» Exercise instructions: Write the material out again, line by line, exactly as it is.
==== Provided records
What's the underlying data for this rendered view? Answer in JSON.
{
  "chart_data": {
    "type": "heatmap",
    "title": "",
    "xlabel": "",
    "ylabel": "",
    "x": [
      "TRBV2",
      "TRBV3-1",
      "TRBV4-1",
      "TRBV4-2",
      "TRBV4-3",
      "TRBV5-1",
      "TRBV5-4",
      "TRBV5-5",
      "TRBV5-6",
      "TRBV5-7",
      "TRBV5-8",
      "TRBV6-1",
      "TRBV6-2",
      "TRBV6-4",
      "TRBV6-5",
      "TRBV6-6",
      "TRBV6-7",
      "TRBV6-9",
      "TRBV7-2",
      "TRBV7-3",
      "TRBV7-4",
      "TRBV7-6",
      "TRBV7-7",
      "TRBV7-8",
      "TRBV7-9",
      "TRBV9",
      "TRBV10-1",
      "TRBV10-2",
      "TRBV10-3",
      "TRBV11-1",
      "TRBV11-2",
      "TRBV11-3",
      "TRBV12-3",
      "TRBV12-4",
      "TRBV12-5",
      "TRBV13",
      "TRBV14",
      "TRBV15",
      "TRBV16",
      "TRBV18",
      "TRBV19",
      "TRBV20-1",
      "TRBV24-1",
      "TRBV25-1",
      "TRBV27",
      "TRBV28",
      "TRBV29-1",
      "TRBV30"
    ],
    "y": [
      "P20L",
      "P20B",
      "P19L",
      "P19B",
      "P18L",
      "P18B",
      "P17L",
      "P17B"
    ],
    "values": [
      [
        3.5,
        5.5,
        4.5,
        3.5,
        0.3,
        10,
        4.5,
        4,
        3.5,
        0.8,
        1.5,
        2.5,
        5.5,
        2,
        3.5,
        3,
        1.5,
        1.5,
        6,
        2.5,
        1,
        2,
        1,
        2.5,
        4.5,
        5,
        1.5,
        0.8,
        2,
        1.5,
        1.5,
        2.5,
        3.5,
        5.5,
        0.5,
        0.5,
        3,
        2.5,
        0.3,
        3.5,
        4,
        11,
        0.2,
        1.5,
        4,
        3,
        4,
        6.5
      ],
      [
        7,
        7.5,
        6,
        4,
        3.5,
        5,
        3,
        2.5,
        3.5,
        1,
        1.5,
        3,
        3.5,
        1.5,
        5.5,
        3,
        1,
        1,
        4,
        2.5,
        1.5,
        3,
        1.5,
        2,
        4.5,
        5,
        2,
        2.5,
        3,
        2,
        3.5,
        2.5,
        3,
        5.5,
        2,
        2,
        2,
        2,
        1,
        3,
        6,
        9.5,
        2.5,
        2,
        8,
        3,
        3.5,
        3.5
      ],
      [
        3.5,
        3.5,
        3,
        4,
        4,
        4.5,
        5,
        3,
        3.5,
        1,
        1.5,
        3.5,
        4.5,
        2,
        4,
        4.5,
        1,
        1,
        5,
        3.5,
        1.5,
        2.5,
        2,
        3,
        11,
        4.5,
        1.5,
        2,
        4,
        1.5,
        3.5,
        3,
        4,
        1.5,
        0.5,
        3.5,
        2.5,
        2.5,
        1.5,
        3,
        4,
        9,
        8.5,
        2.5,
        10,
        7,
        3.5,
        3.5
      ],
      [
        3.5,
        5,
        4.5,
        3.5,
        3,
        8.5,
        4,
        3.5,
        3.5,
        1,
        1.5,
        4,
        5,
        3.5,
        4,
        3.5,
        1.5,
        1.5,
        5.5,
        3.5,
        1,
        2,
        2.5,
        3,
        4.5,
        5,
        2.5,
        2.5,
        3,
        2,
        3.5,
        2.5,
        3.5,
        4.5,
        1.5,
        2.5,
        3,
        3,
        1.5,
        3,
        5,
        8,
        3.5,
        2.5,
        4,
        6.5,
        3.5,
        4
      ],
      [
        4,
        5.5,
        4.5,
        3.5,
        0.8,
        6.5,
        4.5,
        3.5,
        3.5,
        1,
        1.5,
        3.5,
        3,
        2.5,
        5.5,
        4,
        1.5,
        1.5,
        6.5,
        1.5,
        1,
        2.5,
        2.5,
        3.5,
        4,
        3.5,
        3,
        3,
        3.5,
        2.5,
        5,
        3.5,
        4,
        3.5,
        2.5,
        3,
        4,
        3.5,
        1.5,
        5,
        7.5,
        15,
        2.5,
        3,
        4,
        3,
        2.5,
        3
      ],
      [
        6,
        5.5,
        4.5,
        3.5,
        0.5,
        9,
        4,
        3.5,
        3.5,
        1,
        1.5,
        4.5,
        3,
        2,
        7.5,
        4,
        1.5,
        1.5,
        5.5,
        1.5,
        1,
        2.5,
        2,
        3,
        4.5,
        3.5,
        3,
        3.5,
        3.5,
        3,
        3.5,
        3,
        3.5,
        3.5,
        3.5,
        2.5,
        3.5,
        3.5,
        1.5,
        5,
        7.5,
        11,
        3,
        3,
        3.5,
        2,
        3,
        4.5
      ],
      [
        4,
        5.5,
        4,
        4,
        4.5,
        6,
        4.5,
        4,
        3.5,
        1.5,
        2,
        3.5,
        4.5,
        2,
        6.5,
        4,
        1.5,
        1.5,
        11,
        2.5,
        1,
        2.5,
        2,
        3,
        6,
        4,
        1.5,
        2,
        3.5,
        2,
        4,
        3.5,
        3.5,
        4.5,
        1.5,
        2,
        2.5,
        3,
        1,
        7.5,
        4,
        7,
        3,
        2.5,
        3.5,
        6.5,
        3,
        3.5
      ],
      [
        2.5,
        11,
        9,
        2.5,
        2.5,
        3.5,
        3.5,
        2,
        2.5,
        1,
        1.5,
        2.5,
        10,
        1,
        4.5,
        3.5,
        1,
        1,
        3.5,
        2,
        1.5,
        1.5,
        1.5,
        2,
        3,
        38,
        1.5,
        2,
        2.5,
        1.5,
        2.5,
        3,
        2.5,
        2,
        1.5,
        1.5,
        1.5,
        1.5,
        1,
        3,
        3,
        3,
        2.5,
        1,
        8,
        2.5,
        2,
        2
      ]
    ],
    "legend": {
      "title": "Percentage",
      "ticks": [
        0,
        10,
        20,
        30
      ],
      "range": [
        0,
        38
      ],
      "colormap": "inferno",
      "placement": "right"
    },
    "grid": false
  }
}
========
» Task output:
What's the underlying data for this rendered view? Answer in JSON.
{
  "chart_data": {
    "type": "heatmap",
    "title": "",
    "xlabel": "",
    "ylabel": "",
    "x": [
      "TRBV2",
      "TRBV3-1",
      "TRBV4-1",
      "TRBV4-2",
      "TRBV4-3",
      "TRBV5-1",
      "TRBV5-4",
      "TRBV5-5",
      "TRBV5-6",
      "TRBV5-7",
      "TRBV5-8",
      "TRBV6-1",
      "TRBV6-2",
      "TRBV6-4",
      "TRBV6-5",
      "TRBV6-6",
      "TRBV6-7",
      "TRBV6-9",
      "TRBV7-2",
      "TRBV7-3",
      "TRBV7-4",
      "TRBV7-6",
      "TRBV7-7",
      "TRBV7-8",
      "TRBV7-9",
      "TRBV9",
      "TRBV10-1",
      "TRBV10-2",
      "TRBV10-3",
      "TRBV11-1",
      "TRBV11-2",
      "TRBV11-3",
      "TRBV12-3",
      "TRBV12-4",
      "TRBV12-5",
      "TRBV13",
      "TRBV14",
      "TRBV15",
      "TRBV16",
      "TRBV18",
      "TRBV19",
      "TRBV20-1",
      "TRBV24-1",
      "TRBV25-1",
      "TRBV27",
      "TRBV28",
      "TRBV29-1",
      "TRBV30"
    ],
    "y": [
      "P20L",
      "P20B",
      "P19L",
      "P19B",
      "P18L",
      "P18B",
      "P17L",
      "P17B"
    ],
    "values": [
      [
        3.5,
        5.5,
        4.5,
        3.5,
        0.3,
        10,
        4.5,
        4,
        3.5,
        0.8,
        1.5,
        2.5,
        5.5,
        2,
        3.5,
        3,
        1.5,
        1.5,
        6,
        2.5,
        1,
        2,
        1,
        2.5,
        4.5,
        5,
        1.5,
        0.8,
        2,
        1.5,
        1.5,
        2.5,
        3.5,
        5.5,
        0.5,
        0.5,
        3,
        2.5,
        0.3,
        3.5,
        4,
        11,
        0.2,
        1.5,
        4,
        3,
        4,
        6.5
      ],
      [
        7,
        7.5,
        6,
        4,
        3.5,
        5,
        3,
        2.5,
        3.5,
        1,
        1.5,
        3,
        3.5,
        1.5,
        5.5,
        3,
        1,
        1,
        4,
        2.5,
        1.5,
        3,
        1.5,
        2,
        4.5,
        5,
        2,
        2.5,
        3,
        2,
        3.5,
        2.5,
        3,
        5.5,
        2,
        2,
        2,
        2,
        1,
        3,
        6,
        9.5,
        2.5,
        2,
        8,
        3,
        3.5,
        3.5
      ],
      [
        3.5,
        3.5,
        3,
        4,
        4,
        4.5,
        5,
        3,
        3.5,
        1,
        1.5,
        3.5,
        4.5,
        2,
        4,
        4.5,
        1,
        1,
        5,
        3.5,
        1.5,
        2.5,
        2,
        3,
        11,
        4.5,
        1.5,
        2,
        4,
        1.5,
        3.5,
        3,
        4,
        1.5,
        0.5,
        3.5,
        2.5,
        2.5,
        1.5,
        3,
        4,
        9,
        8.5,
        2.5,
        10,
        7,
        3.5,
        3.5
      ],
      [
        3.5,
        5,
        4.5,
        3.5,
        3,
        8.5,
        4,
        3.5,
        3.5,
        1,
        1.5,
        4,
        5,
        3.5,
        4,
        3.5,
        1.5,
        1.5,
        5.5,
        3.5,
        1,
        2,
        2.5,
        3,
        4.5,
        5,
        2.5,
        2.5,
        3,
        2,
        3.5,
        2.5,
        3.5,
        4.5,
        1.5,
        2.5,
        3,
        3,
        1.5,
        3,
        5,
        8,
        3.5,
        2.5,
        4,
        6.5,
        3.5,
        4
      ],
      [
        4,
        5.5,
        4.5,
        3.5,
        0.8,
        6.5,
        4.5,
        3.5,
        3.5,
        1,
        1.5,
        3.5,
        3,
        2.5,
        5.5,
        4,
        1.5,
        1.5,
        6.5,
        1.5,
        1,
        2.5,
        2.5,
        3.5,
        4,
        3.5,
        3,
        3,
        3.5,
        2.5,
        5,
        3.5,
        4,
        3.5,
        2.5,
        3,
        4,
        3.5,
        1.5,
        5,
        7.5,
        15,
        2.5,
        3,
        4,
        3,
        2.5,
        3
      ],
      [
        6,
        5.5,
        4.5,
        3.5,
        0.5,
        9,
        4,
        3.5,
        3.5,
        1,
        1.5,
        4.5,
        3,
        2,
        7.5,
        4,
        1.5,
        1.5,
        5.5,
        1.5,
        1,
        2.5,
        2,
        3,
        4.5,
        3.5,
        3,
        3.5,
        3.5,
        3,
        3.5,
        3,
        3.5,
        3.5,
        3.5,
        2.5,
        3.5,
        3.5,
        1.5,
        5,
        7.5,
        11,
        3,
        3,
        3.5,
        2,
        3,
        4.5
      ],
      [
        4,
        5.5,
        4,
        4,
        4.5,
        6,
        4.5,
        4,
        3.5,
        1.5,
        2,
        3.5,
        4.5,
        2,
        6.5,
        4,
        1.5,
        1.5,
        11,
        2.5,
        1,
        2.5,
        2,
        3,
        6,
        4,
        1.5,
        2,
        3.5,
        2,
        4,
        3.5,
        3.5,
        4.5,
        1.5,
        2,
        2.5,
        3,
        1,
        7.5,
        4,
        7,
        3,
        2.5,
        3.5,
        6.5,
        3,
        3.5
      ],
      [
        2.5,
        11,
        9,
        2.5,
        2.5,
        3.5,
        3.5,
        2,
        2.5,
        1,
        1.5,
        2.5,
        10,
        1,
        4.5,
        3.5,
        1,
        1,
        3.5,
        2,
        1.5,
        1.5,
        1.5,
        2,
        3,
        38,
        1.5,
        2,
        2.5,
        1.5,
        2.5,
        3,
        2.5,
        2,
        1.5,
        1.5,
        1.5,
        1.5,
        1,
        3,
        3,
        3,
        2.5,
        1,
        8,
        2.5,
        2,
        2
      ]
    ],
    "legend": {
      "title": "Percentage",
      "ticks": [
        0,
        10,
        20,
        30
      ],
      "range": [
        0,
        38
      ],
      "colormap": "inferno",
      "placement": "right"
    },
    "grid": false
  }
}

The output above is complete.